• Records shown
**********

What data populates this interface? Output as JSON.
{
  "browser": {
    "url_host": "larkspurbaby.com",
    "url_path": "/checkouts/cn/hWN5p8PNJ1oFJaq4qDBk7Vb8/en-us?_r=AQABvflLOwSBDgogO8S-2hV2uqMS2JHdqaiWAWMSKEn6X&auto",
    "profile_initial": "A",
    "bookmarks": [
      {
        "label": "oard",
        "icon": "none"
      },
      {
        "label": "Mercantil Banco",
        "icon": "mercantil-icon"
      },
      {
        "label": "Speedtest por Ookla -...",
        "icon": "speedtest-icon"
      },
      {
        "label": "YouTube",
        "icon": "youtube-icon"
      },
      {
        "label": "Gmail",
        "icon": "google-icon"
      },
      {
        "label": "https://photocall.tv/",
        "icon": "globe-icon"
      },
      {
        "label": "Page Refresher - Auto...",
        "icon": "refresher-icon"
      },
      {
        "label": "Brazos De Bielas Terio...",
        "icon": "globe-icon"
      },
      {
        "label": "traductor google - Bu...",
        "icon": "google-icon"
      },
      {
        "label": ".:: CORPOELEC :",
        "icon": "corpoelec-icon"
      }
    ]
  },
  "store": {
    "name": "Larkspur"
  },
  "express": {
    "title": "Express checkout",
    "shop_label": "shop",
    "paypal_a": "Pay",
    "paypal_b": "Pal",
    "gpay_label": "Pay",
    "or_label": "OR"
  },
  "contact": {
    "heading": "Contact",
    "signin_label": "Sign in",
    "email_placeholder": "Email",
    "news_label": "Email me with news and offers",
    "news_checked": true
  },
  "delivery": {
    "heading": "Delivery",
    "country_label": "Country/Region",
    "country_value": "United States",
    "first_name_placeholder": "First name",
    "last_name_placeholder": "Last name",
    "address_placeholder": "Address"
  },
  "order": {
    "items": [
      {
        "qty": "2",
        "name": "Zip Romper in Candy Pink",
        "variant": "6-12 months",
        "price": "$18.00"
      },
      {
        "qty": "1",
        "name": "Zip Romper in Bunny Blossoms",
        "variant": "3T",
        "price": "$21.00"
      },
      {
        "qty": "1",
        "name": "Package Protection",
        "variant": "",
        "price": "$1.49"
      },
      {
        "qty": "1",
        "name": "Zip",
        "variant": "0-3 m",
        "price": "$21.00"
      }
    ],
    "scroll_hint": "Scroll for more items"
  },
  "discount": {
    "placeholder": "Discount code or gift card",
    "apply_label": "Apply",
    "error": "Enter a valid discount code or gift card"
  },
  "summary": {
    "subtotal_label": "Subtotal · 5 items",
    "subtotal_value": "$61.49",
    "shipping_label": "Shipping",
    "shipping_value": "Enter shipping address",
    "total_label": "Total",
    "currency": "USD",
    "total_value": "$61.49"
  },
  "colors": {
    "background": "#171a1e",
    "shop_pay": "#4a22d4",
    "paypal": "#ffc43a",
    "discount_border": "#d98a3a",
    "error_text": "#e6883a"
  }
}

**********

• Task prompt
Count the lines of the data that contain the string "variant", and reply with that number alone.

• The result
4